> [Exercise directions]:
Where a line of the material contains the string "Obama", copy that line.

> [Source data]:

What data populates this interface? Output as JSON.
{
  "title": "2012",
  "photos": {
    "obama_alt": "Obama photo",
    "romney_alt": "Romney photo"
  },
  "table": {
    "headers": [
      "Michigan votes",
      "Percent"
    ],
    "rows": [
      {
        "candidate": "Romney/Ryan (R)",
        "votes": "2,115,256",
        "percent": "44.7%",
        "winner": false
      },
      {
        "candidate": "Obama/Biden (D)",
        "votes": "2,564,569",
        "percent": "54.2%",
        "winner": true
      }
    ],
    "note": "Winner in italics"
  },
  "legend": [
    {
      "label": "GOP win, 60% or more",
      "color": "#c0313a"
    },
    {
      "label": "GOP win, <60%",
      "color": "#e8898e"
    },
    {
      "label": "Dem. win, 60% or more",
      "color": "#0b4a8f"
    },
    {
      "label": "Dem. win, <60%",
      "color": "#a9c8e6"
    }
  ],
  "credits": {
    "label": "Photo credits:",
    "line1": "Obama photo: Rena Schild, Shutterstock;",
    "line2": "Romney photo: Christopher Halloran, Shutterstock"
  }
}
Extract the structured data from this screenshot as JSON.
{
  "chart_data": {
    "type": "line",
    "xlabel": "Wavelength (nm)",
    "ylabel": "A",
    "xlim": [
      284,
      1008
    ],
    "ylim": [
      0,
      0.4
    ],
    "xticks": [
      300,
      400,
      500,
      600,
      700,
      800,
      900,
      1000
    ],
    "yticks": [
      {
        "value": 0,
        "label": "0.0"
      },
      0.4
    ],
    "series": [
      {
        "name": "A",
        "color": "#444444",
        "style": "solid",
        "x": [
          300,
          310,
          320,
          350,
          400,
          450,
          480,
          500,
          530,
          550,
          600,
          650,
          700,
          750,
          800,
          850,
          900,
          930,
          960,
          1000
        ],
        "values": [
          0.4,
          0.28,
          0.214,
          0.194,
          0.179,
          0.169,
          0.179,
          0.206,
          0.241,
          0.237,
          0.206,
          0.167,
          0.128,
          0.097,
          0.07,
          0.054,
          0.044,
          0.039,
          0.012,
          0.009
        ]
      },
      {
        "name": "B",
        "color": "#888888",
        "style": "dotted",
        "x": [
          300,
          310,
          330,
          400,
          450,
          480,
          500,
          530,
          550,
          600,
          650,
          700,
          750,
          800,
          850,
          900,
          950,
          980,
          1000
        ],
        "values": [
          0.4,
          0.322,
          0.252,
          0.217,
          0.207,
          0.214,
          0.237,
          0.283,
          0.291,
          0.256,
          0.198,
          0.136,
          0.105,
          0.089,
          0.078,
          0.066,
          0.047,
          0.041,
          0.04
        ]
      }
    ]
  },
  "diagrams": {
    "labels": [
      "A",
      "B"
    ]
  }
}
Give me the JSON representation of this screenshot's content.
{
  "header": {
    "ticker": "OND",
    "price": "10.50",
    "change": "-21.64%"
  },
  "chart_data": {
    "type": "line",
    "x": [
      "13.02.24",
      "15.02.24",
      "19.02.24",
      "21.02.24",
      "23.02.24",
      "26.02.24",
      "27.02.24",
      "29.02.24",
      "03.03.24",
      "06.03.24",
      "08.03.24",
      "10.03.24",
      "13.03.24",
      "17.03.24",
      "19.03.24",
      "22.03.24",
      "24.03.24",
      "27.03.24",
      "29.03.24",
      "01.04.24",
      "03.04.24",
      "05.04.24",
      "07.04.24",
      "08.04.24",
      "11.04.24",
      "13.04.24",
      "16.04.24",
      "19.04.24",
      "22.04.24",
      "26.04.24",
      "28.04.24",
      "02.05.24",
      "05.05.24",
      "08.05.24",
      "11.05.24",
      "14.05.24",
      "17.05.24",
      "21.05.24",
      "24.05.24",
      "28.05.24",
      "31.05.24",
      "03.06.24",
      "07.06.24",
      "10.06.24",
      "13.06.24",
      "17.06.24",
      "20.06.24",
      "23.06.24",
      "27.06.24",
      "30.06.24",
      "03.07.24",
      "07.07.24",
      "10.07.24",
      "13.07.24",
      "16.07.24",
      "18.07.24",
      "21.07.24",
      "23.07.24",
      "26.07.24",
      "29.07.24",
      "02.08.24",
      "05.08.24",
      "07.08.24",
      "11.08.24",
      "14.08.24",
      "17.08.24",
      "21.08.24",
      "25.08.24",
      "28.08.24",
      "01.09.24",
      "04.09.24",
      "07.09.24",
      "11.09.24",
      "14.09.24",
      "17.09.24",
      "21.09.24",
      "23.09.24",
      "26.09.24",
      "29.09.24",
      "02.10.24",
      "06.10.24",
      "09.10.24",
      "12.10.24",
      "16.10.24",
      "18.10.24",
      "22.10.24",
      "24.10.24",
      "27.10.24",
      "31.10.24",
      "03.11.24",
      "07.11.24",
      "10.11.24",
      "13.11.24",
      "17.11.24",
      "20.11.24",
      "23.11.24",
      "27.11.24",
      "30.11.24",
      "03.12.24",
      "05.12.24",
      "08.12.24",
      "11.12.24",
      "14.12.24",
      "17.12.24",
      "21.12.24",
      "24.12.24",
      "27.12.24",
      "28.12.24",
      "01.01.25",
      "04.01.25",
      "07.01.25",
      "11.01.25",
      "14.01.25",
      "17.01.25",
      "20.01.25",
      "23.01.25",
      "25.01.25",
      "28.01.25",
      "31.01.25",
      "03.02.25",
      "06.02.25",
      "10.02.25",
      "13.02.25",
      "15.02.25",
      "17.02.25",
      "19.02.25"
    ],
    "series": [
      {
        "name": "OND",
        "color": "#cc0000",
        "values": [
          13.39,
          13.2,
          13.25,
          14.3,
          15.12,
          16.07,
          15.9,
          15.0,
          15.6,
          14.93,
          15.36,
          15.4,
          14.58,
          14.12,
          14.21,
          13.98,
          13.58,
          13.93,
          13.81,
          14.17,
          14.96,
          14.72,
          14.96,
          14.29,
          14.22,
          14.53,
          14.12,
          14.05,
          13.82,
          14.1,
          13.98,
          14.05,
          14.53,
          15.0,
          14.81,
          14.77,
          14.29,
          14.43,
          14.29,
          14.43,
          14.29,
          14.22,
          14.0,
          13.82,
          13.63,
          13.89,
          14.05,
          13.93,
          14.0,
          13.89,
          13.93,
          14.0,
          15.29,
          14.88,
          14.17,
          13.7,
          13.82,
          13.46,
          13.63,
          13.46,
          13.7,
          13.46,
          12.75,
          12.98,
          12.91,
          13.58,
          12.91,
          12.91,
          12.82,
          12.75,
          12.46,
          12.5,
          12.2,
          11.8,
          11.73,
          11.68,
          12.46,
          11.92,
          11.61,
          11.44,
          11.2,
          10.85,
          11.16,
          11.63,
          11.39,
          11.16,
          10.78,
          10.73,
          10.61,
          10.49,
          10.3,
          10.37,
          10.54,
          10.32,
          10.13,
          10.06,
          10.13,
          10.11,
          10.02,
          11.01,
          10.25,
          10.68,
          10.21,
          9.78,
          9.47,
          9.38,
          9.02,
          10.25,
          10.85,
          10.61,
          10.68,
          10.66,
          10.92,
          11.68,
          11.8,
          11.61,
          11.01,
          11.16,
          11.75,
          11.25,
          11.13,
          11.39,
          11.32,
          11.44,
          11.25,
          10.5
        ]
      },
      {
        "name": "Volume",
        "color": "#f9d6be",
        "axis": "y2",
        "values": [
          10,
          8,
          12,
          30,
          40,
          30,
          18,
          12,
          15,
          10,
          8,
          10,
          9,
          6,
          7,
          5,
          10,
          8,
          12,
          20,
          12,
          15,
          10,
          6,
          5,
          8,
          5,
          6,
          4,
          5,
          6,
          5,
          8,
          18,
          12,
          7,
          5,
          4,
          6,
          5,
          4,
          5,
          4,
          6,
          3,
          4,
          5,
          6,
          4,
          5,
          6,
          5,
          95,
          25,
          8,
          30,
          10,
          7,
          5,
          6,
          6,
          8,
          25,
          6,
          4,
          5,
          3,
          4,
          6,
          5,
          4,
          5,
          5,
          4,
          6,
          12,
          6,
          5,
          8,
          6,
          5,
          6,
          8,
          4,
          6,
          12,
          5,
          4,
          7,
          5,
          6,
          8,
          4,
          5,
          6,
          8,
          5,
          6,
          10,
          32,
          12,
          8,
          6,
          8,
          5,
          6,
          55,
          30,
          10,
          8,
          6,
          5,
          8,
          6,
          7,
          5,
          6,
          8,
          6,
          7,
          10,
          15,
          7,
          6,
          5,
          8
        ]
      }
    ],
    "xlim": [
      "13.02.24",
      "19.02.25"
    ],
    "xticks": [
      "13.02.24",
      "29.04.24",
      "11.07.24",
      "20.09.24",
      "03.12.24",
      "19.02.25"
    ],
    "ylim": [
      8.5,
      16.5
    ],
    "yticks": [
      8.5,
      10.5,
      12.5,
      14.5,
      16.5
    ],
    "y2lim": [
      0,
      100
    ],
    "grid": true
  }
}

> [Written solution]:
    "obama_alt": "Obama photo",
        "candidate": "Obama/Biden (D)",
    "line1": "Obama photo: Rena Schild, Shutterstock;",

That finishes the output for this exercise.